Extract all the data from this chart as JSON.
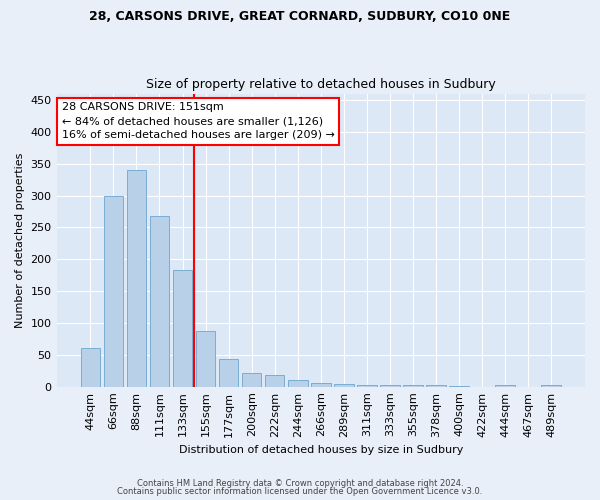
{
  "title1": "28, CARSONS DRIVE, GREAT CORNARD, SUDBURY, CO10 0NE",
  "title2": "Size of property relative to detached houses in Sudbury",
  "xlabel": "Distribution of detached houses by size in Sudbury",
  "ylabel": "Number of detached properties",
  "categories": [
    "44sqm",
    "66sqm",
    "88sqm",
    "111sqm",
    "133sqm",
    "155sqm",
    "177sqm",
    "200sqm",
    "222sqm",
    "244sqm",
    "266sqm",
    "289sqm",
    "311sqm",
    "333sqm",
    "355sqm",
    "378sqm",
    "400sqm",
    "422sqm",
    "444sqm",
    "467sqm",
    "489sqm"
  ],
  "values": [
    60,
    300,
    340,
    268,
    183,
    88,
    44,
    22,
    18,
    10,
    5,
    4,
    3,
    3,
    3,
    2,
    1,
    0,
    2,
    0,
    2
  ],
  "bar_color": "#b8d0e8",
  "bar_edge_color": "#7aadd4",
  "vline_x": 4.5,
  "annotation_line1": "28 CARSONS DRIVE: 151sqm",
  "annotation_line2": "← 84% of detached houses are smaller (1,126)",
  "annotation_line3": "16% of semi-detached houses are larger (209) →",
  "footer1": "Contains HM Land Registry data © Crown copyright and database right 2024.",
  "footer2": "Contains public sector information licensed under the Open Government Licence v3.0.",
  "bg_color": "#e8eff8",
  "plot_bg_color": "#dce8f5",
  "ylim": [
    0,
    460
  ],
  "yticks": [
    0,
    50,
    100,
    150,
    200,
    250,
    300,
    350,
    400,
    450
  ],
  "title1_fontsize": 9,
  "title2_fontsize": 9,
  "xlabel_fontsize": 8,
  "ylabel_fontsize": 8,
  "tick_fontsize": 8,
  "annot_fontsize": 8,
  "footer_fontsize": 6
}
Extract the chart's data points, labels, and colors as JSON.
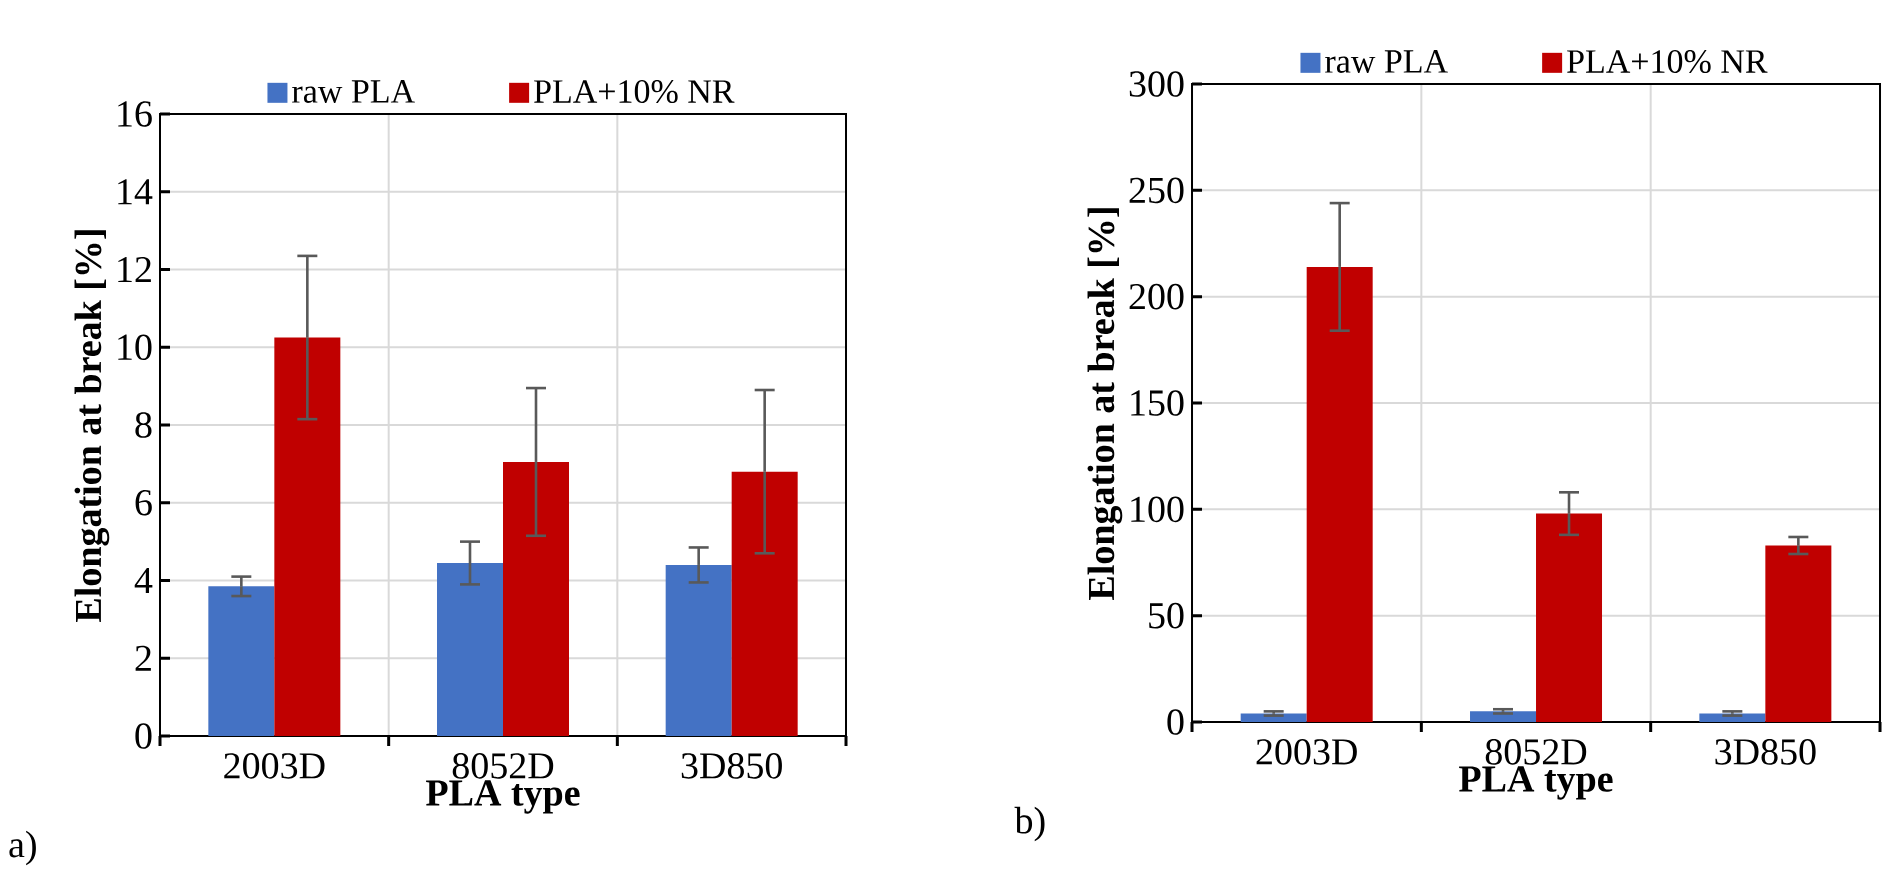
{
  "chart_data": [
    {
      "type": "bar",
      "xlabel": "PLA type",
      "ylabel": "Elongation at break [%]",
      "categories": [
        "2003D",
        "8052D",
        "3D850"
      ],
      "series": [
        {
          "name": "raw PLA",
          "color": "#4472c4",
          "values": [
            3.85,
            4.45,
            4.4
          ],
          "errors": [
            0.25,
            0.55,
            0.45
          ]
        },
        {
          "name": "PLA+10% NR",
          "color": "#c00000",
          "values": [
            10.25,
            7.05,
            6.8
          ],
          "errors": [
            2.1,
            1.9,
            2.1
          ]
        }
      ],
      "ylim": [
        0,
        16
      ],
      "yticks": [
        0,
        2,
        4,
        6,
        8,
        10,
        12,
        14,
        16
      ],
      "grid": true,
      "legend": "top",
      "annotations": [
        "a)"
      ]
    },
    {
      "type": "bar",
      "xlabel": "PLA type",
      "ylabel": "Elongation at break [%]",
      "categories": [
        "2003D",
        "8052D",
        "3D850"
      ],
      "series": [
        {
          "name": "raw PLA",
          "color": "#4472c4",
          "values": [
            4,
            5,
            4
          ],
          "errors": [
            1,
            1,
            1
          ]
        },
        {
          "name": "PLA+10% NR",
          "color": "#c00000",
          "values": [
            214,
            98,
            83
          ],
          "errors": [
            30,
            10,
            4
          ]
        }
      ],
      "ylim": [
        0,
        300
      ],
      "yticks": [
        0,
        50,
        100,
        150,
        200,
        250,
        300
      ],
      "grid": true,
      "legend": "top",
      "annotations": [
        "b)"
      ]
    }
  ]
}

══════════

Pull every line containing "DRIVE" out of the records.

Output of the task:
  "title1": "28, CARSONS DRIVE, GREAT CORNARD, SUDBURY, CO10 0NE",
  "annotation_line1": "28 CARSONS DRIVE: 151sqm",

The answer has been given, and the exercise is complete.